▶ [The exercise]: Reproduce the data word for word, everything from the very start down to the line containing "Bar: [0, 845, 1200, 900]". Include that line.

start Exercise materials

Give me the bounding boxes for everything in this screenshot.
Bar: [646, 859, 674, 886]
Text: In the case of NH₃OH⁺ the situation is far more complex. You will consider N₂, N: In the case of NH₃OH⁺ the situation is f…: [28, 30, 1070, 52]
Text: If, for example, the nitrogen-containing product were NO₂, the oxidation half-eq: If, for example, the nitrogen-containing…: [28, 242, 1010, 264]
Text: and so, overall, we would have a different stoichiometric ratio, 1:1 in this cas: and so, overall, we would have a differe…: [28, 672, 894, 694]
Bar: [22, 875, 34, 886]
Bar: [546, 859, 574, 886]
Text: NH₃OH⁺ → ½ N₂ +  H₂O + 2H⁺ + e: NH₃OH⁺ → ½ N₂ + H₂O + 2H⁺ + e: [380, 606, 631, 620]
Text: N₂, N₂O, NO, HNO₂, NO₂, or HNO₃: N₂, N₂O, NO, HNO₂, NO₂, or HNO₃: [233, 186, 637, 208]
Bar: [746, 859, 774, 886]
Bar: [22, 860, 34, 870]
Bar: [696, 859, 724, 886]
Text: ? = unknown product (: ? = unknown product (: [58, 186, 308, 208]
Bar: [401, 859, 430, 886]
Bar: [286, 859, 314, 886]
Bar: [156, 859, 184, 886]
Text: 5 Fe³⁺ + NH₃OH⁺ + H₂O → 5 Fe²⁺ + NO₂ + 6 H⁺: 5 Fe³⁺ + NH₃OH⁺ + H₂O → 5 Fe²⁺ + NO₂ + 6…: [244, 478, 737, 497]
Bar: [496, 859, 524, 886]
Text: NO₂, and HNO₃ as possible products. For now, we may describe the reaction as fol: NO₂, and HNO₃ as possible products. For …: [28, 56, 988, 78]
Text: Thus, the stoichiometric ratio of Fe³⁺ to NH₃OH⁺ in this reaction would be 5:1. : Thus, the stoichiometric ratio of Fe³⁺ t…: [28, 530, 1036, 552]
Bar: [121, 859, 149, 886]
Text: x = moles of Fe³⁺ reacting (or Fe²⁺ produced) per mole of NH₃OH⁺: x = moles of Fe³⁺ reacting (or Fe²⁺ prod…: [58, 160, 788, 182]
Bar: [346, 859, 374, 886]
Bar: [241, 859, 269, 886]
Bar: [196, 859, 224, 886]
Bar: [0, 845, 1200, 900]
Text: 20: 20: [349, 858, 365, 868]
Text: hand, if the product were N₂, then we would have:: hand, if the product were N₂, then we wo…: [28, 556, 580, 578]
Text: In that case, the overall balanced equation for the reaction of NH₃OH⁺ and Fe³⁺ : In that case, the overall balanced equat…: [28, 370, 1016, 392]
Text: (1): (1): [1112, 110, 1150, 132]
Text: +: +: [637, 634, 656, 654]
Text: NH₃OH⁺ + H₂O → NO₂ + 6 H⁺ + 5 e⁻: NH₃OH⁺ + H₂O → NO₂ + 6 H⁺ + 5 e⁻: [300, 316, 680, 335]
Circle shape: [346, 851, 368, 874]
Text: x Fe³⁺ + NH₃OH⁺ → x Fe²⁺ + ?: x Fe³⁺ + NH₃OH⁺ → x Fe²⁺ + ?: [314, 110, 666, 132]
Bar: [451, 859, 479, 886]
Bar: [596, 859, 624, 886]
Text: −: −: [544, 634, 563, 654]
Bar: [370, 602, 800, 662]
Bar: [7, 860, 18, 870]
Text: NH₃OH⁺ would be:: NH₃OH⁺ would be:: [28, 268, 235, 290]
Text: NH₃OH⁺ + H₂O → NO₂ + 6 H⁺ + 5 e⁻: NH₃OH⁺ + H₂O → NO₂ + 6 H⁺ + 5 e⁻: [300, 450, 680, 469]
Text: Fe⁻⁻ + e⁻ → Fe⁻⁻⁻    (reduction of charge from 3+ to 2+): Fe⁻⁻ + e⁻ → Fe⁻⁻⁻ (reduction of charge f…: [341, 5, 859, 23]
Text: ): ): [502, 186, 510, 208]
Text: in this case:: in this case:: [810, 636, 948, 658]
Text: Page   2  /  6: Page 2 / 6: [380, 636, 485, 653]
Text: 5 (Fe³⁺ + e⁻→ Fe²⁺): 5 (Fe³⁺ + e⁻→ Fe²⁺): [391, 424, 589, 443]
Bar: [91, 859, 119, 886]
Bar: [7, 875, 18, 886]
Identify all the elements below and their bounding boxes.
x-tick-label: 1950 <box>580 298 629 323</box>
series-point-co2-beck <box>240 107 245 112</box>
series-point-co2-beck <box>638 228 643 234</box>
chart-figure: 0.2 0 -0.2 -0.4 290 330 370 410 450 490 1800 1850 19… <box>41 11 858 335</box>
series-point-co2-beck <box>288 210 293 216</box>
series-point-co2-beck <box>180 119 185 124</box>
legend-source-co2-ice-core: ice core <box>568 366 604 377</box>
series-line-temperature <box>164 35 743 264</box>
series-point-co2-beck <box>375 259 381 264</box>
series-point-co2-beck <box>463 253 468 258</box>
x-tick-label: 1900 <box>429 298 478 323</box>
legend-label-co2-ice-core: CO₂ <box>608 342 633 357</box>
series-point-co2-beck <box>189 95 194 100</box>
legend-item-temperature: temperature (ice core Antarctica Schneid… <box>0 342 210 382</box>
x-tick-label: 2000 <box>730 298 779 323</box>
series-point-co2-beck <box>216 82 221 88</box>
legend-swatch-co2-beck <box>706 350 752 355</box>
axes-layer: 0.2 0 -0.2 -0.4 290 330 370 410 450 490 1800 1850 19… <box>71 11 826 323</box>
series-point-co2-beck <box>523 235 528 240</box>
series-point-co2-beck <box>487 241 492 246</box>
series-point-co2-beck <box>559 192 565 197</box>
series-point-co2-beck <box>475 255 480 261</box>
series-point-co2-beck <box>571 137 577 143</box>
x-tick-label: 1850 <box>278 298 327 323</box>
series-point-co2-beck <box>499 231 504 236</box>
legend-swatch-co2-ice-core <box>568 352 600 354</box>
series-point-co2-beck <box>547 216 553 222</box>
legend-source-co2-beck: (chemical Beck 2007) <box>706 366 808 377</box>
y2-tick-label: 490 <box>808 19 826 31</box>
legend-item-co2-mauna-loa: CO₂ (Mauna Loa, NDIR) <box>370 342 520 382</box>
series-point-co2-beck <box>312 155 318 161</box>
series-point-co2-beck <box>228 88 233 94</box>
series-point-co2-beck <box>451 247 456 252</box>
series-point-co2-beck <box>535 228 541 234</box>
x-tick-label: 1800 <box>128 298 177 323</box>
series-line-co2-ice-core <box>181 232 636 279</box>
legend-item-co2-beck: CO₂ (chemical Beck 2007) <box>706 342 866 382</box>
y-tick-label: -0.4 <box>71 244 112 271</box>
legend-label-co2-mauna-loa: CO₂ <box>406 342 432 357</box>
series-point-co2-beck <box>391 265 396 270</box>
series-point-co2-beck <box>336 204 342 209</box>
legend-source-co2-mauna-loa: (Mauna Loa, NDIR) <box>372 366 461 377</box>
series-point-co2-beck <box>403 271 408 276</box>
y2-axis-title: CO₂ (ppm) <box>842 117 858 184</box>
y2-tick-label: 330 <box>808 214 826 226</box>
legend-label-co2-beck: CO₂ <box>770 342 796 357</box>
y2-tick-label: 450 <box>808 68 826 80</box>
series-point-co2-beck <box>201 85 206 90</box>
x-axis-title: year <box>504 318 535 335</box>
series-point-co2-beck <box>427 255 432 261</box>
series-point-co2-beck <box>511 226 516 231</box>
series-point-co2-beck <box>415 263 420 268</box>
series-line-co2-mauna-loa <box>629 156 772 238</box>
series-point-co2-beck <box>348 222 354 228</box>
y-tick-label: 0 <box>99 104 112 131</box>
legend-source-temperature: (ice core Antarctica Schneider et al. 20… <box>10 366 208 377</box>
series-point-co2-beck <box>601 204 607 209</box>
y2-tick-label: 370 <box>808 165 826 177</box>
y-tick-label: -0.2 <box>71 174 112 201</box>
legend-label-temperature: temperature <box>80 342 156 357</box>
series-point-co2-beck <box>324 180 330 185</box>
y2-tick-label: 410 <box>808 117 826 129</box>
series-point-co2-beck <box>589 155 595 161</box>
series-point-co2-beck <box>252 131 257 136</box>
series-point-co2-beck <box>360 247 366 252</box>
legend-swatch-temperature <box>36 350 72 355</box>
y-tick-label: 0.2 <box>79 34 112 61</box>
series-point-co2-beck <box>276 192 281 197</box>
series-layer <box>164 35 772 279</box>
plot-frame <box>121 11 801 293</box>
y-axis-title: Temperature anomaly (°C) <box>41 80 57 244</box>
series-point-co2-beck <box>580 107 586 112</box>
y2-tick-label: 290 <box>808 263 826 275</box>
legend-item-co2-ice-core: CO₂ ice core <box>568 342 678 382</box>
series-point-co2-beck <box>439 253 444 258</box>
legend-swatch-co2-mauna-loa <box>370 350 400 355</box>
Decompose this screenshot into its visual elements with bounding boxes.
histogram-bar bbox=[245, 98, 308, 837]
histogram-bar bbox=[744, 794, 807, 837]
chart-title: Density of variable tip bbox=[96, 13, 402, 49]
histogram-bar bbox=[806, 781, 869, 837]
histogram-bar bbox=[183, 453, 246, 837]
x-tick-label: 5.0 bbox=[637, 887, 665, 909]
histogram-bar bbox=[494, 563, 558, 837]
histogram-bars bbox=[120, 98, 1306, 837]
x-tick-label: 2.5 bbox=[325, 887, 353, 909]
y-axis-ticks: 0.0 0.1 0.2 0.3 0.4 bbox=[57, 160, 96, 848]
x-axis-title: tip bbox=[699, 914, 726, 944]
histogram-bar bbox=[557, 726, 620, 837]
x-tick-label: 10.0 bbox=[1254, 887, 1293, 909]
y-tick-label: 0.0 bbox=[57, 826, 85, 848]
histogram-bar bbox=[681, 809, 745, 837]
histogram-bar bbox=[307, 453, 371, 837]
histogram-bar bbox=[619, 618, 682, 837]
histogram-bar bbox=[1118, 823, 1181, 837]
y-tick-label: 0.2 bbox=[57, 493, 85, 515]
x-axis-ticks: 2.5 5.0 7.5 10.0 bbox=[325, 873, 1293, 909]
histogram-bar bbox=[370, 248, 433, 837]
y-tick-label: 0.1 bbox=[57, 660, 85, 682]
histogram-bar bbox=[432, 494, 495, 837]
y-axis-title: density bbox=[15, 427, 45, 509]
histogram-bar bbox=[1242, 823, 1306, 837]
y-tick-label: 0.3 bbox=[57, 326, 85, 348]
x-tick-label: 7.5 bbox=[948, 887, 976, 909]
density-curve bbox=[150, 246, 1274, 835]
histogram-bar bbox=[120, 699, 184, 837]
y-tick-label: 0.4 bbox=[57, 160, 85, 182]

end Exercise materials

▶ [Response to this exercise]:
Give me the bounding boxes for everything in this screenshot.
Bar: [646, 859, 674, 886]
Text: In the case of NH₃OH⁺ the situation is far more complex. You will consider N₂, N: In the case of NH₃OH⁺ the situation is f…: [28, 30, 1070, 52]
Text: If, for example, the nitrogen-containing product were NO₂, the oxidation half-eq: If, for example, the nitrogen-containing…: [28, 242, 1010, 264]
Text: and so, overall, we would have a different stoichiometric ratio, 1:1 in this cas: and so, overall, we would have a differe…: [28, 672, 894, 694]
Bar: [22, 875, 34, 886]
Bar: [546, 859, 574, 886]
Text: NH₃OH⁺ → ½ N₂ +  H₂O + 2H⁺ + e: NH₃OH⁺ → ½ N₂ + H₂O + 2H⁺ + e: [380, 606, 631, 620]
Text: N₂, N₂O, NO, HNO₂, NO₂, or HNO₃: N₂, N₂O, NO, HNO₂, NO₂, or HNO₃: [233, 186, 637, 208]
Bar: [746, 859, 774, 886]
Bar: [22, 860, 34, 870]
Bar: [696, 859, 724, 886]
Text: ? = unknown product (: ? = unknown product (: [58, 186, 308, 208]
Bar: [401, 859, 430, 886]
Bar: [286, 859, 314, 886]
Bar: [156, 859, 184, 886]
Text: 5 Fe³⁺ + NH₃OH⁺ + H₂O → 5 Fe²⁺ + NO₂ + 6 H⁺: 5 Fe³⁺ + NH₃OH⁺ + H₂O → 5 Fe²⁺ + NO₂ + 6…: [244, 478, 737, 497]
Bar: [496, 859, 524, 886]
Text: NO₂, and HNO₃ as possible products. For now, we may describe the reaction as fol: NO₂, and HNO₃ as possible products. For …: [28, 56, 988, 78]
Text: Thus, the stoichiometric ratio of Fe³⁺ to NH₃OH⁺ in this reaction would be 5:1. : Thus, the stoichiometric ratio of Fe³⁺ t…: [28, 530, 1036, 552]
Bar: [121, 859, 149, 886]
Text: x = moles of Fe³⁺ reacting (or Fe²⁺ produced) per mole of NH₃OH⁺: x = moles of Fe³⁺ reacting (or Fe²⁺ prod…: [58, 160, 788, 182]
Bar: [346, 859, 374, 886]
Bar: [241, 859, 269, 886]
Bar: [196, 859, 224, 886]
Bar: [0, 845, 1200, 900]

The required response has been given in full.